"""
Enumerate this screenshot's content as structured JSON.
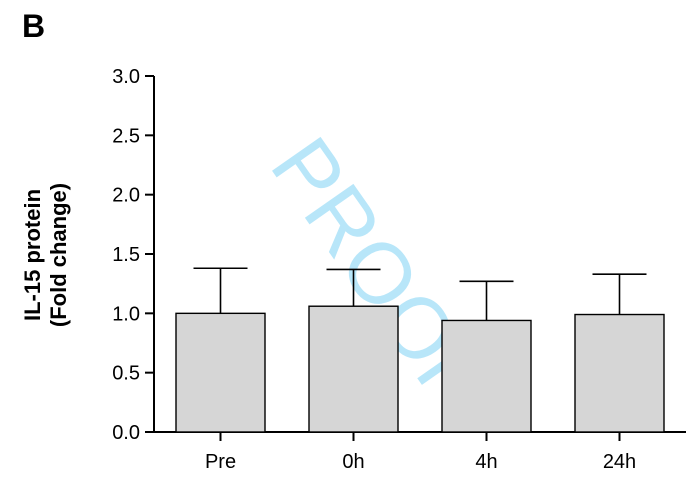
{
  "panel_label": "B",
  "watermark": "PROOF",
  "colors": {
    "bar_fill": "#d6d6d6",
    "bar_stroke": "#000000",
    "axis": "#000000",
    "watermark": "#7fd3f5"
  },
  "chart_data": {
    "type": "bar",
    "categories": [
      "Pre",
      "0h",
      "4h",
      "24h"
    ],
    "values": [
      1.0,
      1.06,
      0.94,
      0.99
    ],
    "error_upper": [
      1.38,
      1.37,
      1.27,
      1.33
    ],
    "ylabel_line1": "IL-15 protein",
    "ylabel_line2": "(Fold change)",
    "xlabel": "",
    "ylim": [
      0,
      3.0
    ],
    "yticks": [
      "0.0",
      "0.5",
      "1.0",
      "1.5",
      "2.0",
      "2.5",
      "3.0"
    ],
    "grid": false,
    "legend": "none"
  }
}
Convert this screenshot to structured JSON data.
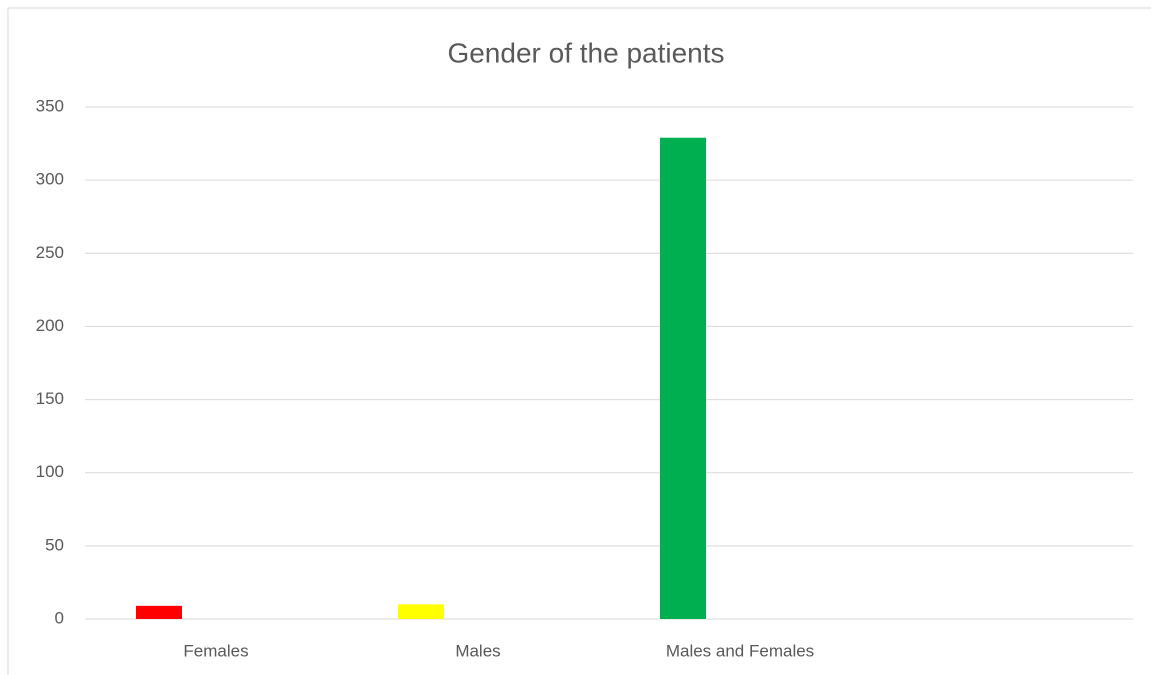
{
  "chart_data": {
    "type": "bar",
    "title": "Gender of the patients",
    "categories": [
      "Females",
      "Males",
      "Males and Females",
      null
    ],
    "values": [
      9,
      10,
      329,
      null
    ],
    "colors": [
      "#ff0000",
      "#ffff00",
      "#00b050",
      "#00b050"
    ],
    "ylim": [
      0,
      350
    ],
    "yticks": [
      0,
      50,
      100,
      150,
      200,
      250,
      300,
      350
    ],
    "grid": true
  }
}
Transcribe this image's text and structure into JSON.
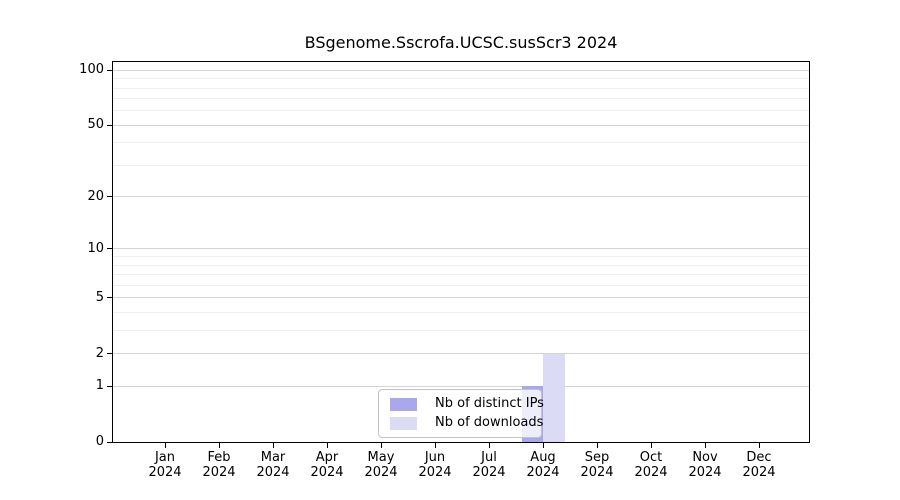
{
  "chart_data": {
    "type": "bar",
    "title": "BSgenome.Sscrofa.UCSC.susScr3 2024",
    "categories": [
      "Jan",
      "Feb",
      "Mar",
      "Apr",
      "May",
      "Jun",
      "Jul",
      "Aug",
      "Sep",
      "Oct",
      "Nov",
      "Dec"
    ],
    "year": "2024",
    "series": [
      {
        "name": "Nb of distinct IPs",
        "color": "#a8a8ea",
        "values": [
          0,
          0,
          0,
          0,
          0,
          0,
          0,
          1,
          0,
          0,
          0,
          0
        ]
      },
      {
        "name": "Nb of downloads",
        "color": "#dbdbf6",
        "values": [
          0,
          0,
          0,
          0,
          0,
          0,
          0,
          2,
          0,
          0,
          0,
          0
        ]
      }
    ],
    "yscale": "log1p",
    "ylim": [
      0,
      111
    ],
    "yticks_major": [
      0,
      1,
      2,
      5,
      10,
      20,
      50,
      100
    ],
    "yticks_minor": [
      3,
      4,
      6,
      7,
      8,
      9,
      30,
      40,
      60,
      70,
      80,
      90
    ],
    "grid": "horizontal",
    "legend_position": "bottom-center",
    "colors": {
      "grid_major": "#d4d4d4",
      "grid_minor": "#efefef",
      "axis": "#000000",
      "background": "#ffffff"
    }
  }
}
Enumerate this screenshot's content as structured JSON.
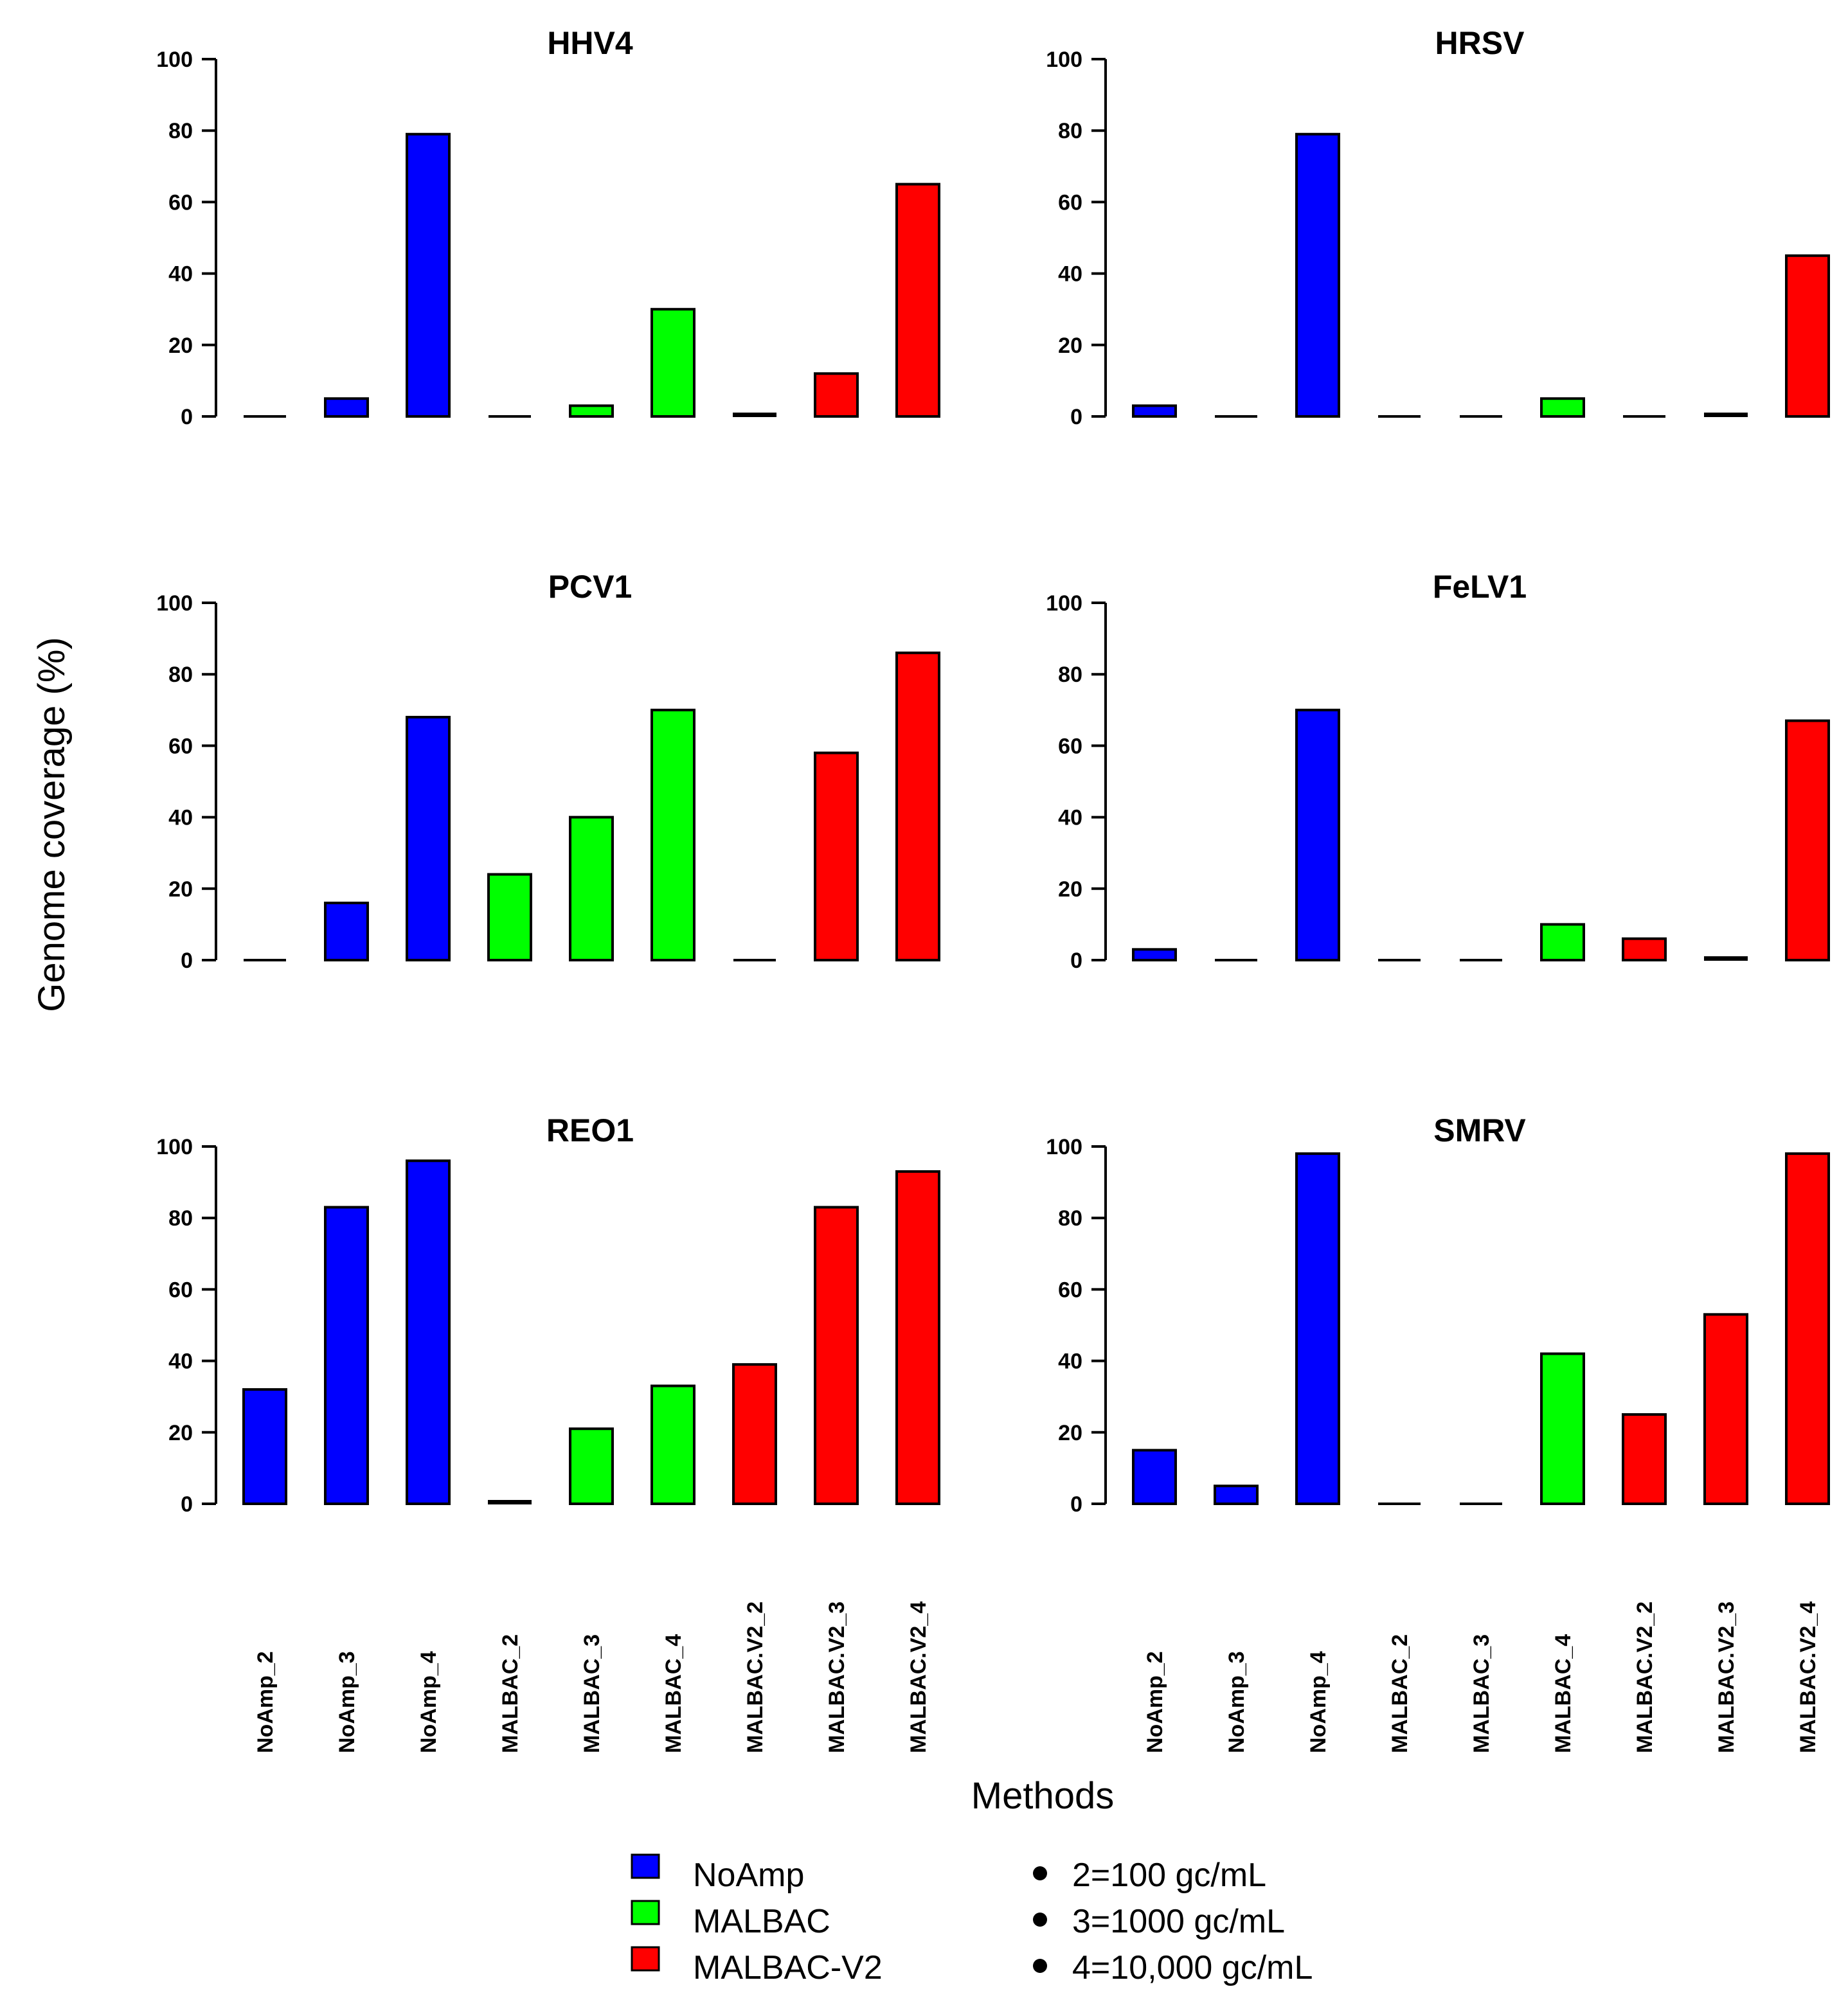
"""
Your answer must be the records above, copied exactly, with no pictures.

Enumerate this screenshot's content as structured JSON.
{
  "panel_label": "B",
  "watermark": "PROOF",
  "colors": {
    "bar_fill": "#d6d6d6",
    "bar_stroke": "#000000",
    "axis": "#000000",
    "watermark": "#7fd3f5"
  },
  "chart_data": {
    "type": "bar",
    "categories": [
      "Pre",
      "0h",
      "4h",
      "24h"
    ],
    "values": [
      1.0,
      1.06,
      0.94,
      0.99
    ],
    "error_upper": [
      1.38,
      1.37,
      1.27,
      1.33
    ],
    "ylabel_line1": "IL-15 protein",
    "ylabel_line2": "(Fold change)",
    "xlabel": "",
    "ylim": [
      0,
      3.0
    ],
    "yticks": [
      "0.0",
      "0.5",
      "1.0",
      "1.5",
      "2.0",
      "2.5",
      "3.0"
    ],
    "grid": false,
    "legend": "none"
  }
}
Convert this screenshot to structured JSON data.
{
  "chart_data": {
    "type": "bar",
    "title": "Gender of the patients",
    "categories": [
      "Females",
      "Males",
      "Males and Females",
      null
    ],
    "values": [
      9,
      10,
      329,
      null
    ],
    "colors": [
      "#ff0000",
      "#ffff00",
      "#00b050",
      "#00b050"
    ],
    "ylim": [
      0,
      350
    ],
    "yticks": [
      0,
      50,
      100,
      150,
      200,
      250,
      300,
      350
    ],
    "grid": true
  }
}
Transcribe this image's text and structure into JSON.
{
  "chart_data": {
    "type": "bar",
    "title": "BSgenome.Sscrofa.UCSC.susScr3 2024",
    "categories": [
      "Jan",
      "Feb",
      "Mar",
      "Apr",
      "May",
      "Jun",
      "Jul",
      "Aug",
      "Sep",
      "Oct",
      "Nov",
      "Dec"
    ],
    "year": "2024",
    "series": [
      {
        "name": "Nb of distinct IPs",
        "color": "#a8a8ea",
        "values": [
          0,
          0,
          0,
          0,
          0,
          0,
          0,
          1,
          0,
          0,
          0,
          0
        ]
      },
      {
        "name": "Nb of downloads",
        "color": "#dbdbf6",
        "values": [
          0,
          0,
          0,
          0,
          0,
          0,
          0,
          2,
          0,
          0,
          0,
          0
        ]
      }
    ],
    "yscale": "log1p",
    "ylim": [
      0,
      111
    ],
    "yticks_major": [
      0,
      1,
      2,
      5,
      10,
      20,
      50,
      100
    ],
    "yticks_minor": [
      3,
      4,
      6,
      7,
      8,
      9,
      30,
      40,
      60,
      70,
      80,
      90
    ],
    "grid": "horizontal",
    "legend_position": "bottom-center",
    "colors": {
      "grid_major": "#d4d4d4",
      "grid_minor": "#efefef",
      "axis": "#000000",
      "background": "#ffffff"
    }
  }
}
Enumerate this screenshot's content as structured JSON.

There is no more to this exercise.